## Exercise description
Write the listing below out again exactly, dropping the images.

## Source material
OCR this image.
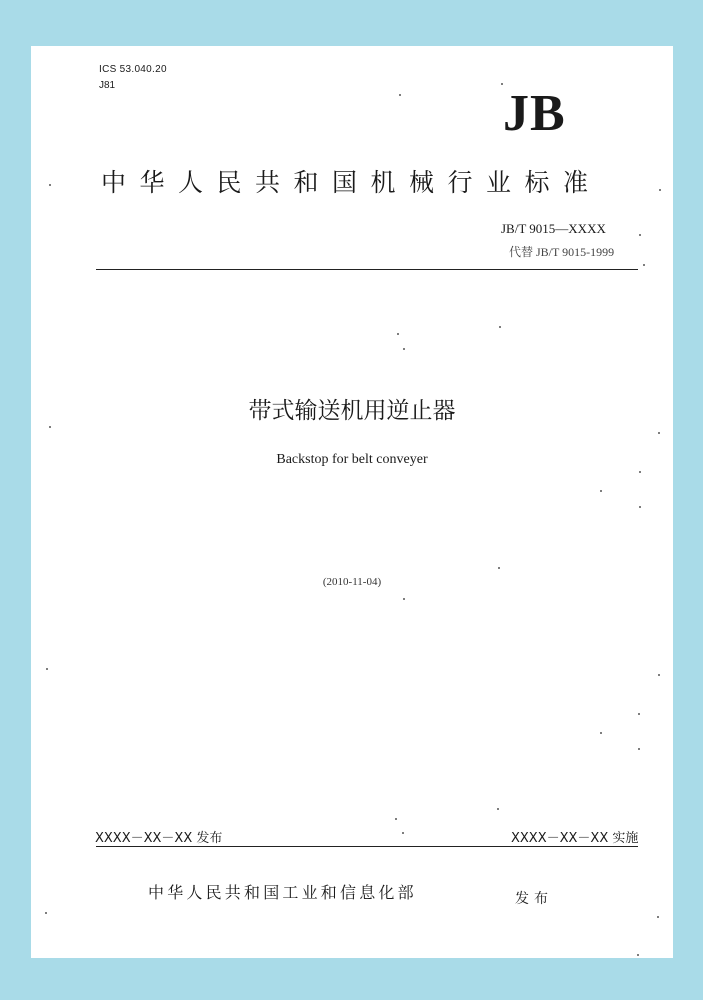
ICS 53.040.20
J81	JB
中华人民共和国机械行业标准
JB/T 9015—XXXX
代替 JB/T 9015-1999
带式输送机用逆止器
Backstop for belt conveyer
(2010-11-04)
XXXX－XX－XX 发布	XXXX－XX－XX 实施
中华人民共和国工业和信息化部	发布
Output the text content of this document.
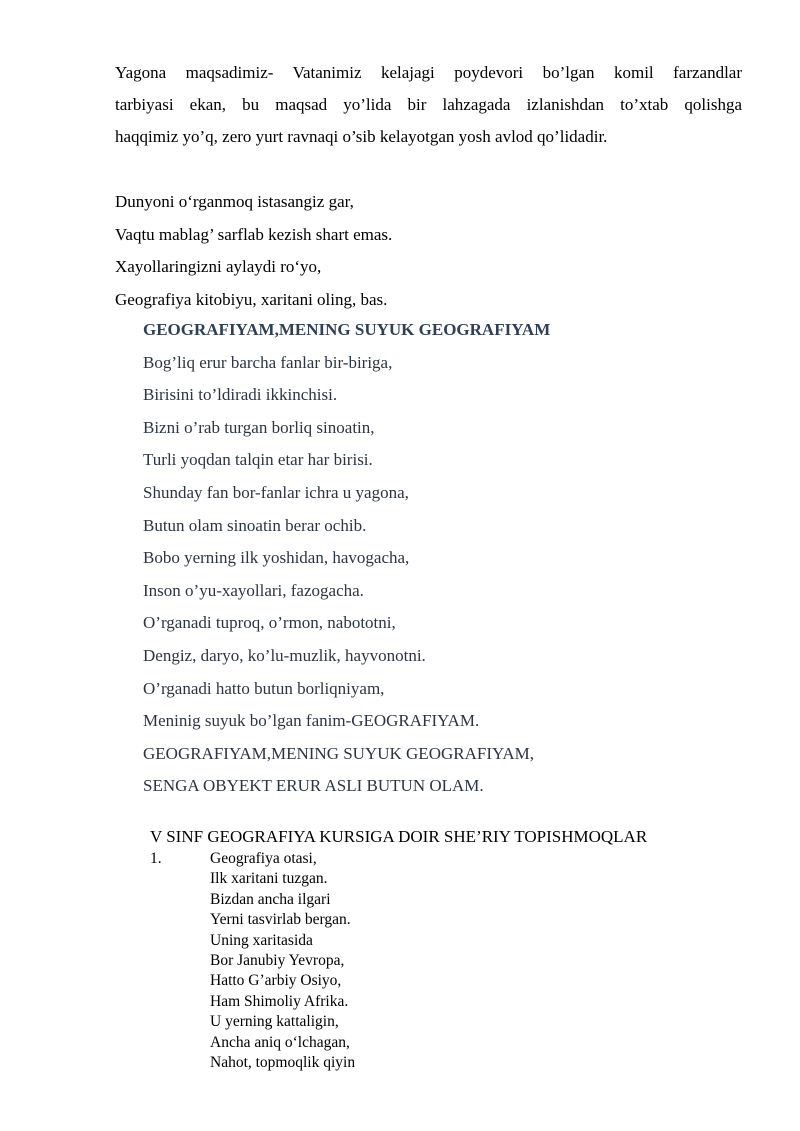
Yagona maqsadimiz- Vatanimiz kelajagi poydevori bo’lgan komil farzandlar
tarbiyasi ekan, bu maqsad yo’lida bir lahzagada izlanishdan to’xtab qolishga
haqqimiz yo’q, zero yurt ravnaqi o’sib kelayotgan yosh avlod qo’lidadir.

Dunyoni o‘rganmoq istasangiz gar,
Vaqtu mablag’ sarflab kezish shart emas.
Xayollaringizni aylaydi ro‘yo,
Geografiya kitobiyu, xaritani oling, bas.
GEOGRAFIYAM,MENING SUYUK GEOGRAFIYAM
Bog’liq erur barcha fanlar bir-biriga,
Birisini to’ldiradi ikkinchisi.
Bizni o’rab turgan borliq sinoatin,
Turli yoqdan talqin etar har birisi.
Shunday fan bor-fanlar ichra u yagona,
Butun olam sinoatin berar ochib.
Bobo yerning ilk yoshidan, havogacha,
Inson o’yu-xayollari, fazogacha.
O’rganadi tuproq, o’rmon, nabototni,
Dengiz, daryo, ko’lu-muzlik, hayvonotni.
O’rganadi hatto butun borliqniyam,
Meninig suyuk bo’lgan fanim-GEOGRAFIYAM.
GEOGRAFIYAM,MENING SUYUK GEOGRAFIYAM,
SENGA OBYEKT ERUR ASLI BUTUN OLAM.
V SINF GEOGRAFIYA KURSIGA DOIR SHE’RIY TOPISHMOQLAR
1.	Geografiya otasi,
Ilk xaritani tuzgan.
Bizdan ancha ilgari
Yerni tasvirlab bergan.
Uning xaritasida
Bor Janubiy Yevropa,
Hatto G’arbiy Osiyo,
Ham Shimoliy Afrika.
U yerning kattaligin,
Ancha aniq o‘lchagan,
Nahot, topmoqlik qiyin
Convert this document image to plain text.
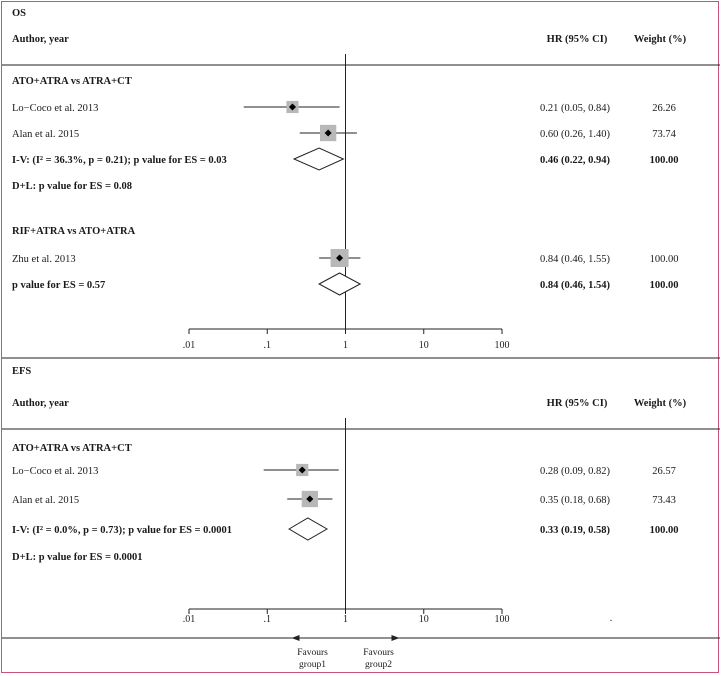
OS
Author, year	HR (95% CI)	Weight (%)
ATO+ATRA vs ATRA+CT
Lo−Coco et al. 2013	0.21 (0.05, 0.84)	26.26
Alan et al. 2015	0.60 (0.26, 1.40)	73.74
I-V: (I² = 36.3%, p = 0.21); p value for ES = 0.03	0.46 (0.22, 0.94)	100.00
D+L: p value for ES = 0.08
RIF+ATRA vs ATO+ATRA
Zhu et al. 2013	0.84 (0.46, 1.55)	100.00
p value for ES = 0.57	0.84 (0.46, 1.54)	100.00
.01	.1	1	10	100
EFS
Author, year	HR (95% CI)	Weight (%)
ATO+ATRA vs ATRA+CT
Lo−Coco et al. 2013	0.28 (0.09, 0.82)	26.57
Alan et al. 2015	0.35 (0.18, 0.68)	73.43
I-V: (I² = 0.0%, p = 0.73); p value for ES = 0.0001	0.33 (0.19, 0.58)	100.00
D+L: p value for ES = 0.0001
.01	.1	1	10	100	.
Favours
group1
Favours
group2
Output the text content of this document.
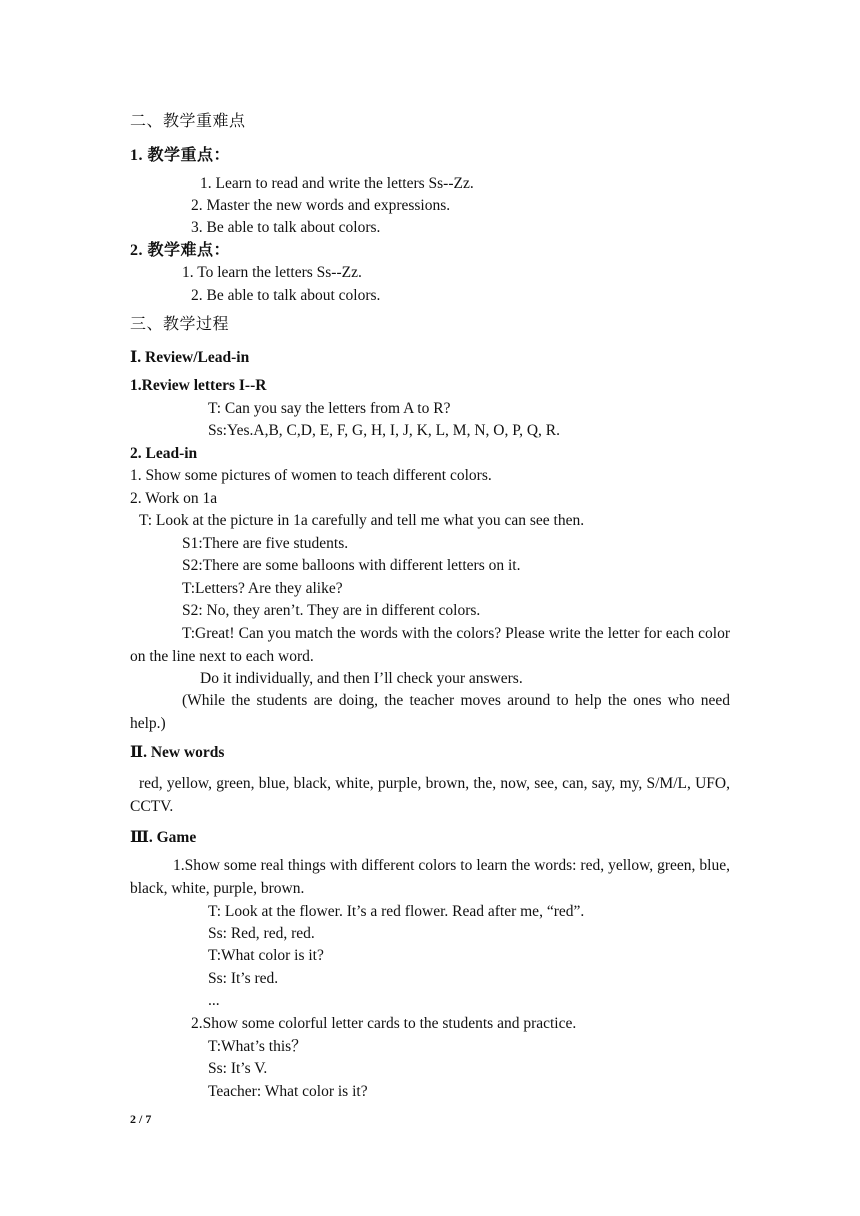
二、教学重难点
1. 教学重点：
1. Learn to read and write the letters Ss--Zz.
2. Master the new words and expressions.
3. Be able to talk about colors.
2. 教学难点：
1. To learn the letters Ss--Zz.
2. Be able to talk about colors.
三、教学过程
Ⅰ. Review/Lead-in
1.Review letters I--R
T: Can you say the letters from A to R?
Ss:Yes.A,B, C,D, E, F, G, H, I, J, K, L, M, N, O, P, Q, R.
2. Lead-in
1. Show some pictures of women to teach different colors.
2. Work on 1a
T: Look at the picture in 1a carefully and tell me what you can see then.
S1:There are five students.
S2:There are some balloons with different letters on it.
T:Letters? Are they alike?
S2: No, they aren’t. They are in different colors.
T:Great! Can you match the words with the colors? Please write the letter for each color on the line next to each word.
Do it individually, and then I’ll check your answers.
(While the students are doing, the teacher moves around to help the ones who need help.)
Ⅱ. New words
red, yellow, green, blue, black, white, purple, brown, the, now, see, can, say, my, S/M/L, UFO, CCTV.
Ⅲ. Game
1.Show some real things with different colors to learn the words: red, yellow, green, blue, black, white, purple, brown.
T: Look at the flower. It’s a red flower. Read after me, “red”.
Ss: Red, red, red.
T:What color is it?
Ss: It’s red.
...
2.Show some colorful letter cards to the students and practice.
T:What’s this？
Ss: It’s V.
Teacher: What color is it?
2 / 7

## Task output
OCR this image.
ICS 53.040.20
J81	JB
中华人民共和国机械行业标准
JB/T 9015—XXXX
代替 JB/T 9015-1999
带式输送机用逆止器
Backstop for belt conveyer
(2010-11-04)
XXXX－XX－XX 发布	XXXX－XX－XX 实施
中华人民共和国工业和信息化部	发布
Output the text content of this document.
Yagona maqsadimiz- Vatanimiz kelajagi poydevori bo’lgan komil farzandlar
tarbiyasi ekan, bu maqsad yo’lida bir lahzagada izlanishdan to’xtab qolishga
haqqimiz yo’q, zero yurt ravnaqi o’sib kelayotgan yosh avlod qo’lidadir.

Dunyoni o‘rganmoq istasangiz gar,
Vaqtu mablag’ sarflab kezish shart emas.
Xayollaringizni aylaydi ro‘yo,
Geografiya kitobiyu, xaritani oling, bas.
GEOGRAFIYAM,MENING SUYUK GEOGRAFIYAM
Bog’liq erur barcha fanlar bir-biriga,
Birisini to’ldiradi ikkinchisi.
Bizni o’rab turgan borliq sinoatin,
Turli yoqdan talqin etar har birisi.
Shunday fan bor-fanlar ichra u yagona,
Butun olam sinoatin berar ochib.
Bobo yerning ilk yoshidan, havogacha,
Inson o’yu-xayollari, fazogacha.
O’rganadi tuproq, o’rmon, nabototni,
Dengiz, daryo, ko’lu-muzlik, hayvonotni.
O’rganadi hatto butun borliqniyam,
Meninig suyuk bo’lgan fanim-GEOGRAFIYAM.
GEOGRAFIYAM,MENING SUYUK GEOGRAFIYAM,
SENGA OBYEKT ERUR ASLI BUTUN OLAM.
V SINF GEOGRAFIYA KURSIGA DOIR SHE’RIY TOPISHMOQLAR
1.	Geografiya otasi,
Ilk xaritani tuzgan.
Bizdan ancha ilgari
Yerni tasvirlab bergan.
Uning xaritasida
Bor Janubiy Yevropa,
Hatto G’arbiy Osiyo,
Ham Shimoliy Afrika.
U yerning kattaligin,
Ancha aniq o‘lchagan,
Nahot, topmoqlik qiyin
Convert this document image to plain text.
OS
Author, year	HR (95% CI)	Weight (%)
ATO+ATRA vs ATRA+CT
Lo−Coco et al. 2013	0.21 (0.05, 0.84)	26.26
Alan et al. 2015	0.60 (0.26, 1.40)	73.74
I-V: (I² = 36.3%, p = 0.21); p value for ES = 0.03	0.46 (0.22, 0.94)	100.00
D+L: p value for ES = 0.08
RIF+ATRA vs ATO+ATRA
Zhu et al. 2013	0.84 (0.46, 1.55)	100.00
p value for ES = 0.57	0.84 (0.46, 1.54)	100.00
.01	.1	1	10	100
EFS
Author, year	HR (95% CI)	Weight (%)
ATO+ATRA vs ATRA+CT
Lo−Coco et al. 2013	0.28 (0.09, 0.82)	26.57
Alan et al. 2015	0.35 (0.18, 0.68)	73.43
I-V: (I² = 0.0%, p = 0.73); p value for ES = 0.0001	0.33 (0.19, 0.58)	100.00
D+L: p value for ES = 0.0001
.01	.1	1	10	100	.
Favours
group1
Favours
group2
Output the text content of this document.
二、教学重难点
1. 教学重点：
1. Learn to read and write the letters Ss--Zz.
2. Master the new words and expressions.
3. Be able to talk about colors.
2. 教学难点：
1. To learn the letters Ss--Zz.
2. Be able to talk about colors.
三、教学过程
Ⅰ. Review/Lead-in
1.Review letters I--R
T: Can you say the letters from A to R?
Ss:Yes.A,B, C,D, E, F, G, H, I, J, K, L, M, N, O, P, Q, R.
2. Lead-in
1. Show some pictures of women to teach different colors.
2. Work on 1a
T: Look at the picture in 1a carefully and tell me what you can see then.
S1:There are five students.
S2:There are some balloons with different letters on it.
T:Letters? Are they alike?
S2: No, they aren’t. They are in different colors.
T:Great! Can you match the words with the colors? Please write the letter for each color on the line next to each word.
Do it individually, and then I’ll check your answers.
(While the students are doing, the teacher moves around to help the ones who need help.)
Ⅱ. New words
red, yellow, green, blue, black, white, purple, brown, the, now, see, can, say, my, S/M/L, UFO, CCTV.
Ⅲ. Game
1.Show some real things with different colors to learn the words: red, yellow, green, blue, black, white, purple, brown.
T: Look at the flower. It’s a red flower. Read after me, “red”.
Ss: Red, red, red.
T:What color is it?
Ss: It’s red.
...
2.Show some colorful letter cards to the students and practice.
T:What’s this？
Ss: It’s V.
Teacher: What color is it?
2 / 7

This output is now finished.